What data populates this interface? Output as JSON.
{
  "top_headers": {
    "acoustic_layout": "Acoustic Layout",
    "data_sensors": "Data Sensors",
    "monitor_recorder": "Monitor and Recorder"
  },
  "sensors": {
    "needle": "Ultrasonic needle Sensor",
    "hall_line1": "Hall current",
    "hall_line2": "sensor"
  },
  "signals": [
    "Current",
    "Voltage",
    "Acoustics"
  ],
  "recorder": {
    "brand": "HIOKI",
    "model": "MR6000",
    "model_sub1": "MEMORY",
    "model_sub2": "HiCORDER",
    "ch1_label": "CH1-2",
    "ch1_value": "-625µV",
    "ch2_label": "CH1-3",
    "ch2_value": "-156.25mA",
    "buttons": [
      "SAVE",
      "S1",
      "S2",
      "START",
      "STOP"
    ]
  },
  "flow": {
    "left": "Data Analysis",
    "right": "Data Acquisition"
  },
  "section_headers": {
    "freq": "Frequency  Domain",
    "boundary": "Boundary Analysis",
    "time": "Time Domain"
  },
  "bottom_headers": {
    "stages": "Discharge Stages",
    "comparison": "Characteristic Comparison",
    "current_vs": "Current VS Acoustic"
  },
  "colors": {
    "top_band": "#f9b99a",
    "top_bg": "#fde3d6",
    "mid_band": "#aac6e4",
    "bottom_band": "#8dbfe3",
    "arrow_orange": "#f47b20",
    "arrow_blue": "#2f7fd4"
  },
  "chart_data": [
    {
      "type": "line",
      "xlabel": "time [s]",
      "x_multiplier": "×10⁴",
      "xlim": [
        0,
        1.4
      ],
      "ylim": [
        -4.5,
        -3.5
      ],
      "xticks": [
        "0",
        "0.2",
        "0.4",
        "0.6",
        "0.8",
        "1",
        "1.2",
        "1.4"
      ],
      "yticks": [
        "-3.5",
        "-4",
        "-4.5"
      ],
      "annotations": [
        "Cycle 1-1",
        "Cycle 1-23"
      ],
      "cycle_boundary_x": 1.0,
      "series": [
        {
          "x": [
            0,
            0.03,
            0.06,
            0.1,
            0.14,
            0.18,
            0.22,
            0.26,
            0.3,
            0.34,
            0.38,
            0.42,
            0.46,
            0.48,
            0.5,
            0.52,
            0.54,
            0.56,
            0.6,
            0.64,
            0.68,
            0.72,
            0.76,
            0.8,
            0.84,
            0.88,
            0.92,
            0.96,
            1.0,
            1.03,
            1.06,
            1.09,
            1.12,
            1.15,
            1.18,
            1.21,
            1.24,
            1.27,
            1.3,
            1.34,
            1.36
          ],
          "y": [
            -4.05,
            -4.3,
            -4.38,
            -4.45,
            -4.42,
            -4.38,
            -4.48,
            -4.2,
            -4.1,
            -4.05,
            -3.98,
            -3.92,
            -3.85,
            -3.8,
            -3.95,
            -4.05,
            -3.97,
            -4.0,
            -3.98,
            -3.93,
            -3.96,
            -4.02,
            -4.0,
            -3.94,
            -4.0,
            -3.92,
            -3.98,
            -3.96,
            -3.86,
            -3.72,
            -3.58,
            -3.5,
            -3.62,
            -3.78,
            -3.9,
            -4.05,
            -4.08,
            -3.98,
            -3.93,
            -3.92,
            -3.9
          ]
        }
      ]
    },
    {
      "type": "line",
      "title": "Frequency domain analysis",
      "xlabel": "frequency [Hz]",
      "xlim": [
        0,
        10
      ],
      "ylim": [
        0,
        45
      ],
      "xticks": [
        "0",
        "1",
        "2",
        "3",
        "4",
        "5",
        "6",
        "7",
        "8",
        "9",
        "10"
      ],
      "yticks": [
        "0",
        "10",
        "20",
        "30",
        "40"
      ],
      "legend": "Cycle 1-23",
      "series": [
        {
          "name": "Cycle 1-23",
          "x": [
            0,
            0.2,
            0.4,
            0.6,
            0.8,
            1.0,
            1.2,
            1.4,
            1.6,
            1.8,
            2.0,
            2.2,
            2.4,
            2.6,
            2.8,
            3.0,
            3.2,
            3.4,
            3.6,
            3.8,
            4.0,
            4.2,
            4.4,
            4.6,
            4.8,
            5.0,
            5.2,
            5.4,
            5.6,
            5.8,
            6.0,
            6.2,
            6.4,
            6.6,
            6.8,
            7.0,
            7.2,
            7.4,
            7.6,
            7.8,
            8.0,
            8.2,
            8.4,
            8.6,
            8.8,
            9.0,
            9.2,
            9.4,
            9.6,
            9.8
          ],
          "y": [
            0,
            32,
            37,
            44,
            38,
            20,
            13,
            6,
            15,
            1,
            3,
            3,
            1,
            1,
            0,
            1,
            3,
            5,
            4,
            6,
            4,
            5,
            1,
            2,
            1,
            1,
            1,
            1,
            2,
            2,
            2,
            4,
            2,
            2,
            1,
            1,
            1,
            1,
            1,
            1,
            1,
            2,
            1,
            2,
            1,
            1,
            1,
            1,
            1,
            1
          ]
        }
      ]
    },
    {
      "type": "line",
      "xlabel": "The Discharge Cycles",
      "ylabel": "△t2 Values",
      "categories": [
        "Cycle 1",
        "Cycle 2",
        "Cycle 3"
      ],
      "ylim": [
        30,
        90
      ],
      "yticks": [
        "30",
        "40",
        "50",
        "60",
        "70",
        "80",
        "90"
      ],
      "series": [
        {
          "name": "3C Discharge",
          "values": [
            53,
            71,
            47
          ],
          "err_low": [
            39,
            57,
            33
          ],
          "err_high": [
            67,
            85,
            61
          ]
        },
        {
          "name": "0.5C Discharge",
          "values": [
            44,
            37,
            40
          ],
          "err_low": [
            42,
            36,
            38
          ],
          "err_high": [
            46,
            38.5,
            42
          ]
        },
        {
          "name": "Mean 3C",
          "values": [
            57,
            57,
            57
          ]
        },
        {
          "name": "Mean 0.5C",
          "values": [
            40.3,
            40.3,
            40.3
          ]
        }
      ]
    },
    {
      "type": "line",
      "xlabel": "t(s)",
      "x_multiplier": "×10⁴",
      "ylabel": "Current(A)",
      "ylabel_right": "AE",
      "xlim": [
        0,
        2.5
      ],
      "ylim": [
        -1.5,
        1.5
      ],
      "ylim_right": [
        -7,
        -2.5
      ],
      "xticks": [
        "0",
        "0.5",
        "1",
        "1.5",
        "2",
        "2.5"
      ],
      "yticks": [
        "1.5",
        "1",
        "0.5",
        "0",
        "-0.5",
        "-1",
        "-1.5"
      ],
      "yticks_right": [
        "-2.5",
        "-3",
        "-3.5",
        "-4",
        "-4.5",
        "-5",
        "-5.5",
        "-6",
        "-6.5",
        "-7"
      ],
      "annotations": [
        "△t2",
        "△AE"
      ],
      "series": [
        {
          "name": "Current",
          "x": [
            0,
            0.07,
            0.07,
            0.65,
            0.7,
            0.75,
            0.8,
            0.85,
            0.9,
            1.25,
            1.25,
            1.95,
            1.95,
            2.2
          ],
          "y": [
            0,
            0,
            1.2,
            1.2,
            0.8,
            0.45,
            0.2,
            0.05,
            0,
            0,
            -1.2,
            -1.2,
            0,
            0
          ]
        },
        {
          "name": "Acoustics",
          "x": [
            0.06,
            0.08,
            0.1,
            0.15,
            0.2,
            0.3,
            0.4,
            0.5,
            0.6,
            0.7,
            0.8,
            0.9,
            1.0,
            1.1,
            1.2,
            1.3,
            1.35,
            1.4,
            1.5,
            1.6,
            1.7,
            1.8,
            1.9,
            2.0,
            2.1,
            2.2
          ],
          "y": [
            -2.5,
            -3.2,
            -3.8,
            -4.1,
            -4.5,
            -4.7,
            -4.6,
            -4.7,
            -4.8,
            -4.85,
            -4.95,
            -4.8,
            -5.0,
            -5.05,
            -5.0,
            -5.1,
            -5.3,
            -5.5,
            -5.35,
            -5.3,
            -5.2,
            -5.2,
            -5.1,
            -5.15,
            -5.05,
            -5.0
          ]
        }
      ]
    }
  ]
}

********

- _To do_
Where a line holds "xlabel", copy it out.

- _Reply_
      "xlabel": "time [s]",
      "xlabel": "frequency [Hz]",
      "xlabel": "The Discharge Cycles",
      "xlabel": "t(s)",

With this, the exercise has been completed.